# Exercise task
Reproduce the data that follows in its entirety, character for character.

(Records from a data collection)
>>>
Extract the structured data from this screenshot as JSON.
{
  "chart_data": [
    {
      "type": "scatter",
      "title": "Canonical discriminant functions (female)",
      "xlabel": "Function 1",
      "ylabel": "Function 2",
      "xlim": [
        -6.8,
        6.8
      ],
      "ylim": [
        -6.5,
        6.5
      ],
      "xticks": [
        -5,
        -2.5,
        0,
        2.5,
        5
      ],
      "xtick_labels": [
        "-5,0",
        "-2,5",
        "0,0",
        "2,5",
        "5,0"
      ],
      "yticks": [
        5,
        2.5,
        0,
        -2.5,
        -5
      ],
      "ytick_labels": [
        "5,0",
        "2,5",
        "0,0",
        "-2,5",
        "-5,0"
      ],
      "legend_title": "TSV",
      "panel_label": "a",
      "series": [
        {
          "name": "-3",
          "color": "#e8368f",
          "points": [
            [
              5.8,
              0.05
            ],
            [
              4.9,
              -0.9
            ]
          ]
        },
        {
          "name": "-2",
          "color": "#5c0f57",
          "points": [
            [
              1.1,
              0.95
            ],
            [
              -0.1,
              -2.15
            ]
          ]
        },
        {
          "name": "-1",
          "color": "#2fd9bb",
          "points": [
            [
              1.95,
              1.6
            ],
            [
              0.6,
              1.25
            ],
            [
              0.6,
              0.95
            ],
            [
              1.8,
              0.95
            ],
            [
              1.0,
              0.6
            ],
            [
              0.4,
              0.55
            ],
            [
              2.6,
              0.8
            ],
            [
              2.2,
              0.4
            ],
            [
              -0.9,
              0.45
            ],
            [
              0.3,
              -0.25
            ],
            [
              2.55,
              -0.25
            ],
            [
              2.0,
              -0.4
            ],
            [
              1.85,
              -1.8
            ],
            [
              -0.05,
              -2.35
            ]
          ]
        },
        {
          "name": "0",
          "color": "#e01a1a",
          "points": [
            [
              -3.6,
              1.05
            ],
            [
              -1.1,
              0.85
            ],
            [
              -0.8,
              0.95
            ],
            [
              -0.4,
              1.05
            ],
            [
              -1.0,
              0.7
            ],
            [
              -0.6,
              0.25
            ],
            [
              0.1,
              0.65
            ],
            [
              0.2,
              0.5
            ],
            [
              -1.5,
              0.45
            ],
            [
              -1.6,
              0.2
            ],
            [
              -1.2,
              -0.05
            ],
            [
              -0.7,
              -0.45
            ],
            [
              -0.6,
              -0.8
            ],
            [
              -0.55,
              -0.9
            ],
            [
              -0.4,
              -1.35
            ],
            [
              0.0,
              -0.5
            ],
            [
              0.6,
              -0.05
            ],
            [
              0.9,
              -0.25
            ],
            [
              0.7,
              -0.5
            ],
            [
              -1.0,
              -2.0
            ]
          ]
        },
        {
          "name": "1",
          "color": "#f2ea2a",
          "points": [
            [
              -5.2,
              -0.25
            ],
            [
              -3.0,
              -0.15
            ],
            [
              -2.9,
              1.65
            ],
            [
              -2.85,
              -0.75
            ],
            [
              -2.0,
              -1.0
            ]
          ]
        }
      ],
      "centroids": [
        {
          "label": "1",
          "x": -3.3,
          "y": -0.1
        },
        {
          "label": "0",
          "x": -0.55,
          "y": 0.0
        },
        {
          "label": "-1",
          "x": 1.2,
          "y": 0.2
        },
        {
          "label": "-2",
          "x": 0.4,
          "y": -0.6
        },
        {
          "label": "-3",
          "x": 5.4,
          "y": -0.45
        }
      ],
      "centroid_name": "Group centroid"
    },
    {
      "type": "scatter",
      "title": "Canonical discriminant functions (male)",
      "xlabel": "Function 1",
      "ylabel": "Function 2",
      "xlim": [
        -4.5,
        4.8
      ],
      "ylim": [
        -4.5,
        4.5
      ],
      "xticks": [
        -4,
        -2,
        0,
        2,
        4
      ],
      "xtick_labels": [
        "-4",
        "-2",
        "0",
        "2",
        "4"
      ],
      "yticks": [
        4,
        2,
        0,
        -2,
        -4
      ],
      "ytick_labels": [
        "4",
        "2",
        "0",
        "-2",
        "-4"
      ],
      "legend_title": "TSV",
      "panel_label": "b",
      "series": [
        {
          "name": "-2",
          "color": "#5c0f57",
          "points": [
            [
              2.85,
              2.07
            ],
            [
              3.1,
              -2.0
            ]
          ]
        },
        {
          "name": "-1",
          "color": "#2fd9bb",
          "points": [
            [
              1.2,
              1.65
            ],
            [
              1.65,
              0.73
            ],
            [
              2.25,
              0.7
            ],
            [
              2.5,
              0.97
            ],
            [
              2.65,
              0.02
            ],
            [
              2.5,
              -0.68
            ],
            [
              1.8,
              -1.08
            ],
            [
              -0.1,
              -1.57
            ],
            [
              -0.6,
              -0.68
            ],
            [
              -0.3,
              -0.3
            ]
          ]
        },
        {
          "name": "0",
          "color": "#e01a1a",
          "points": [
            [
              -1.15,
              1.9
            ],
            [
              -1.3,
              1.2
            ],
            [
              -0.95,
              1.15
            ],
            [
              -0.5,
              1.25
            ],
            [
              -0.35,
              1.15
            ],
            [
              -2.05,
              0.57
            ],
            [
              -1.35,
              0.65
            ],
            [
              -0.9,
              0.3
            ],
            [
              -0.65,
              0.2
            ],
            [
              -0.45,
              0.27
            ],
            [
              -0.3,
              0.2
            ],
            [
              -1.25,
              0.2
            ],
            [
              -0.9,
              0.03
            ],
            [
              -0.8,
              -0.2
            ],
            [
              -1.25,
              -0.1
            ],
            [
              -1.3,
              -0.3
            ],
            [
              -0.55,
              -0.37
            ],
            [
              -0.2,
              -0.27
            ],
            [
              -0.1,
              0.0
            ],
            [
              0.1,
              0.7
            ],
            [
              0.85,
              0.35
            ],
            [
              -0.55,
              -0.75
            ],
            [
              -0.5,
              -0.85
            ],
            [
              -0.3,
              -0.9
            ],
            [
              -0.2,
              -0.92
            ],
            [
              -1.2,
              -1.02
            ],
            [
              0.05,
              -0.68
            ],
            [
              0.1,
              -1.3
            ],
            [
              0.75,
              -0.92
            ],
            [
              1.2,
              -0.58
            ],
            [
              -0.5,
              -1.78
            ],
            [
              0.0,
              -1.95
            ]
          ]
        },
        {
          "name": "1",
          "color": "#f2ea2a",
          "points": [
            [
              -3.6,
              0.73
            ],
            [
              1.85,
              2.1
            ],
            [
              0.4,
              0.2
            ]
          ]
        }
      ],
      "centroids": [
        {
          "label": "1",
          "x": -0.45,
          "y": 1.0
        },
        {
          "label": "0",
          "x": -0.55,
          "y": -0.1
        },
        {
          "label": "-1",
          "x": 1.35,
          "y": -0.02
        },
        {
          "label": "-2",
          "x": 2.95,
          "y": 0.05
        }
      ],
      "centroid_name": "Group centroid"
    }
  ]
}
<<<
# The solution
Extract the structured data from this screenshot as JSON.
{
  "chart_data": [
    {
      "type": "scatter",
      "title": "Canonical discriminant functions (female)",
      "xlabel": "Function 1",
      "ylabel": "Function 2",
      "xlim": [
        -6.8,
        6.8
      ],
      "ylim": [
        -6.5,
        6.5
      ],
      "xticks": [
        -5,
        -2.5,
        0,
        2.5,
        5
      ],
      "xtick_labels": [
        "-5,0",
        "-2,5",
        "0,0",
        "2,5",
        "5,0"
      ],
      "yticks": [
        5,
        2.5,
        0,
        -2.5,
        -5
      ],
      "ytick_labels": [
        "5,0",
        "2,5",
        "0,0",
        "-2,5",
        "-5,0"
      ],
      "legend_title": "TSV",
      "panel_label": "a",
      "series": [
        {
          "name": "-3",
          "color": "#e8368f",
          "points": [
            [
              5.8,
              0.05
            ],
            [
              4.9,
              -0.9
            ]
          ]
        },
        {
          "name": "-2",
          "color": "#5c0f57",
          "points": [
            [
              1.1,
              0.95
            ],
            [
              -0.1,
              -2.15
            ]
          ]
        },
        {
          "name": "-1",
          "color": "#2fd9bb",
          "points": [
            [
              1.95,
              1.6
            ],
            [
              0.6,
              1.25
            ],
            [
              0.6,
              0.95
            ],
            [
              1.8,
              0.95
            ],
            [
              1.0,
              0.6
            ],
            [
              0.4,
              0.55
            ],
            [
              2.6,
              0.8
            ],
            [
              2.2,
              0.4
            ],
            [
              -0.9,
              0.45
            ],
            [
              0.3,
              -0.25
            ],
            [
              2.55,
              -0.25
            ],
            [
              2.0,
              -0.4
            ],
            [
              1.85,
              -1.8
            ],
            [
              -0.05,
              -2.35
            ]
          ]
        },
        {
          "name": "0",
          "color": "#e01a1a",
          "points": [
            [
              -3.6,
              1.05
            ],
            [
              -1.1,
              0.85
            ],
            [
              -0.8,
              0.95
            ],
            [
              -0.4,
              1.05
            ],
            [
              -1.0,
              0.7
            ],
            [
              -0.6,
              0.25
            ],
            [
              0.1,
              0.65
            ],
            [
              0.2,
              0.5
            ],
            [
              -1.5,
              0.45
            ],
            [
              -1.6,
              0.2
            ],
            [
              -1.2,
              -0.05
            ],
            [
              -0.7,
              -0.45
            ],
            [
              -0.6,
              -0.8
            ],
            [
              -0.55,
              -0.9
            ],
            [
              -0.4,
              -1.35
            ],
            [
              0.0,
              -0.5
            ],
            [
              0.6,
              -0.05
            ],
            [
              0.9,
              -0.25
            ],
            [
              0.7,
              -0.5
            ],
            [
              -1.0,
              -2.0
            ]
          ]
        },
        {
          "name": "1",
          "color": "#f2ea2a",
          "points": [
            [
              -5.2,
              -0.25
            ],
            [
              -3.0,
              -0.15
            ],
            [
              -2.9,
              1.65
            ],
            [
              -2.85,
              -0.75
            ],
            [
              -2.0,
              -1.0
            ]
          ]
        }
      ],
      "centroids": [
        {
          "label": "1",
          "x": -3.3,
          "y": -0.1
        },
        {
          "label": "0",
          "x": -0.55,
          "y": 0.0
        },
        {
          "label": "-1",
          "x": 1.2,
          "y": 0.2
        },
        {
          "label": "-2",
          "x": 0.4,
          "y": -0.6
        },
        {
          "label": "-3",
          "x": 5.4,
          "y": -0.45
        }
      ],
      "centroid_name": "Group centroid"
    },
    {
      "type": "scatter",
      "title": "Canonical discriminant functions (male)",
      "xlabel": "Function 1",
      "ylabel": "Function 2",
      "xlim": [
        -4.5,
        4.8
      ],
      "ylim": [
        -4.5,
        4.5
      ],
      "xticks": [
        -4,
        -2,
        0,
        2,
        4
      ],
      "xtick_labels": [
        "-4",
        "-2",
        "0",
        "2",
        "4"
      ],
      "yticks": [
        4,
        2,
        0,
        -2,
        -4
      ],
      "ytick_labels": [
        "4",
        "2",
        "0",
        "-2",
        "-4"
      ],
      "legend_title": "TSV",
      "panel_label": "b",
      "series": [
        {
          "name": "-2",
          "color": "#5c0f57",
          "points": [
            [
              2.85,
              2.07
            ],
            [
              3.1,
              -2.0
            ]
          ]
        },
        {
          "name": "-1",
          "color": "#2fd9bb",
          "points": [
            [
              1.2,
              1.65
            ],
            [
              1.65,
              0.73
            ],
            [
              2.25,
              0.7
            ],
            [
              2.5,
              0.97
            ],
            [
              2.65,
              0.02
            ],
            [
              2.5,
              -0.68
            ],
            [
              1.8,
              -1.08
            ],
            [
              -0.1,
              -1.57
            ],
            [
              -0.6,
              -0.68
            ],
            [
              -0.3,
              -0.3
            ]
          ]
        },
        {
          "name": "0",
          "color": "#e01a1a",
          "points": [
            [
              -1.15,
              1.9
            ],
            [
              -1.3,
              1.2
            ],
            [
              -0.95,
              1.15
            ],
            [
              -0.5,
              1.25
            ],
            [
              -0.35,
              1.15
            ],
            [
              -2.05,
              0.57
            ],
            [
              -1.35,
              0.65
            ],
            [
              -0.9,
              0.3
            ],
            [
              -0.65,
              0.2
            ],
            [
              -0.45,
              0.27
            ],
            [
              -0.3,
              0.2
            ],
            [
              -1.25,
              0.2
            ],
            [
              -0.9,
              0.03
            ],
            [
              -0.8,
              -0.2
            ],
            [
              -1.25,
              -0.1
            ],
            [
              -1.3,
              -0.3
            ],
            [
              -0.55,
              -0.37
            ],
            [
              -0.2,
              -0.27
            ],
            [
              -0.1,
              0.0
            ],
            [
              0.1,
              0.7
            ],
            [
              0.85,
              0.35
            ],
            [
              -0.55,
              -0.75
            ],
            [
              -0.5,
              -0.85
            ],
            [
              -0.3,
              -0.9
            ],
            [
              -0.2,
              -0.92
            ],
            [
              -1.2,
              -1.02
            ],
            [
              0.05,
              -0.68
            ],
            [
              0.1,
              -1.3
            ],
            [
              0.75,
              -0.92
            ],
            [
              1.2,
              -0.58
            ],
            [
              -0.5,
              -1.78
            ],
            [
              0.0,
              -1.95
            ]
          ]
        },
        {
          "name": "1",
          "color": "#f2ea2a",
          "points": [
            [
              -3.6,
              0.73
            ],
            [
              1.85,
              2.1
            ],
            [
              0.4,
              0.2
            ]
          ]
        }
      ],
      "centroids": [
        {
          "label": "1",
          "x": -0.45,
          "y": 1.0
        },
        {
          "label": "0",
          "x": -0.55,
          "y": -0.1
        },
        {
          "label": "-1",
          "x": 1.35,
          "y": -0.02
        },
        {
          "label": "-2",
          "x": 2.95,
          "y": 0.05
        }
      ],
      "centroid_name": "Group centroid"
    }
  ]
}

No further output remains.